## Short task
For the data below, work out how many lines include the string "zoom" and report only the number.

## Material supplied
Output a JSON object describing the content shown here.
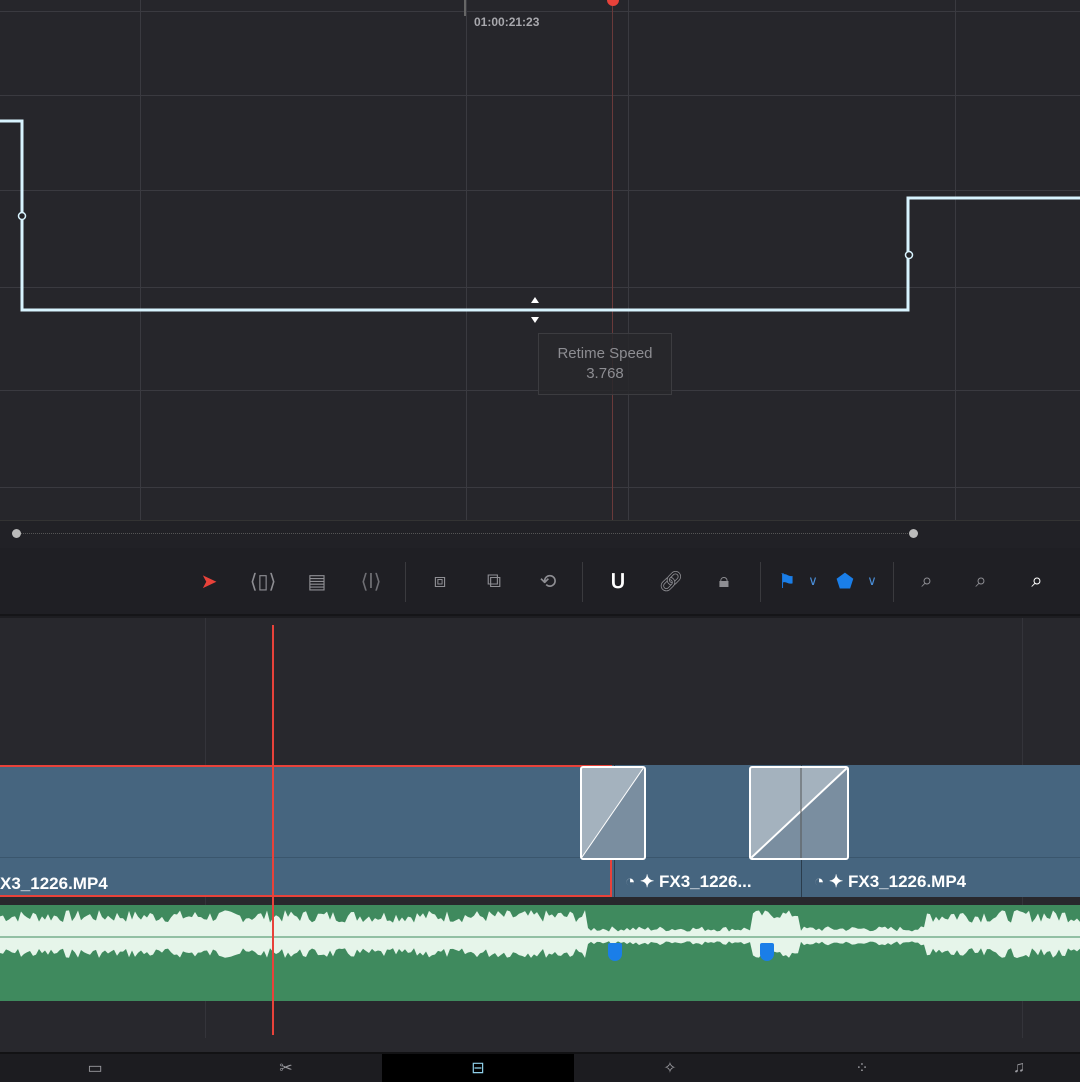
{
  "graph": {
    "timecode": "01:00:21:23",
    "tooltip": {
      "title": "Retime Speed",
      "value": "3.768"
    },
    "curve_color": "#d8f4ff",
    "playhead_color": "#e8423a"
  },
  "toolbar": {
    "tools": [
      {
        "name": "selection-tool",
        "icon": "pointer-icon",
        "active": true
      },
      {
        "name": "trim-edit-tool",
        "icon": "trim-icon"
      },
      {
        "name": "dynamic-trim-tool",
        "icon": "dynamic-trim-icon"
      },
      {
        "name": "blade-tool",
        "icon": "blade-icon"
      },
      {
        "name": "insert-clip",
        "icon": "insert-icon"
      },
      {
        "name": "overwrite-clip",
        "icon": "overwrite-icon"
      },
      {
        "name": "replace-clip",
        "icon": "replace-icon"
      },
      {
        "name": "snapping",
        "icon": "magnet-icon",
        "active": true
      },
      {
        "name": "linked-selection",
        "icon": "link-icon"
      },
      {
        "name": "position-lock",
        "icon": "lock-icon"
      },
      {
        "name": "flag",
        "icon": "flag-icon",
        "color": "#1a7ee8"
      },
      {
        "name": "marker",
        "icon": "marker-icon",
        "color": "#1a7ee8"
      },
      {
        "name": "zoom-full",
        "icon": "zoom-full-icon"
      },
      {
        "name": "zoom-detail",
        "icon": "zoom-detail-icon"
      },
      {
        "name": "zoom-custom",
        "icon": "zoom-custom-icon",
        "active": true
      }
    ]
  },
  "timeline": {
    "clips": [
      {
        "label": "X3_1226.MP4"
      },
      {
        "label": "FX3_1226..."
      },
      {
        "label": "FX3_1226.MP4"
      }
    ],
    "video_color": "#46657f",
    "audio_color": "#3f8a5e",
    "marker_color": "#1a7ee8"
  },
  "pages": [
    "media",
    "cut",
    "edit",
    "fusion",
    "color",
    "fairlight"
  ],
  "active_page": "edit"
}
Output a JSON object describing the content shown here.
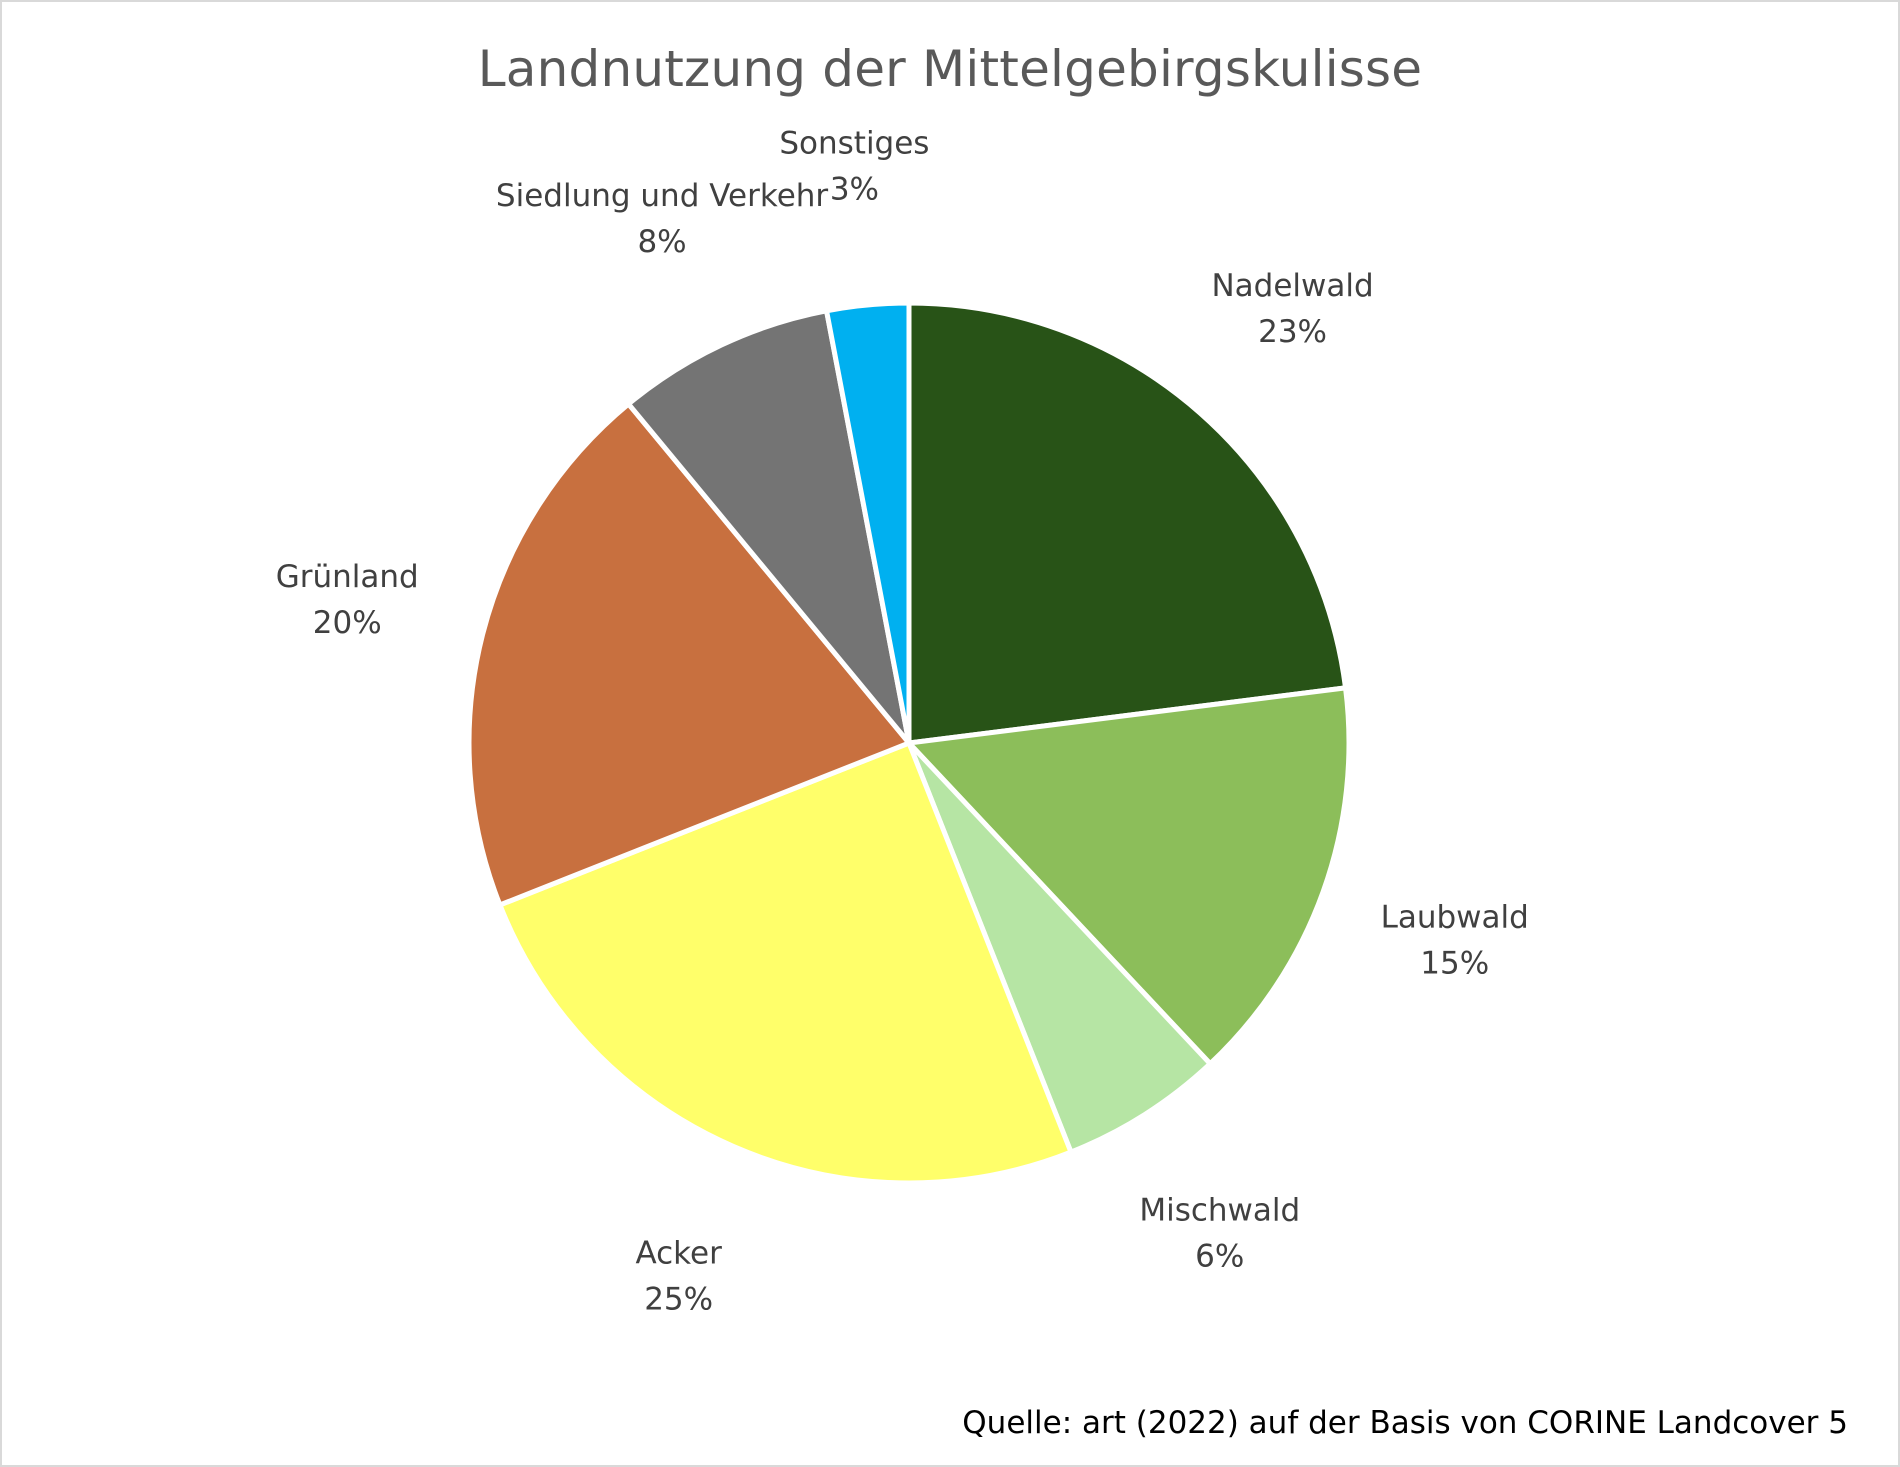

## Exercise solution
6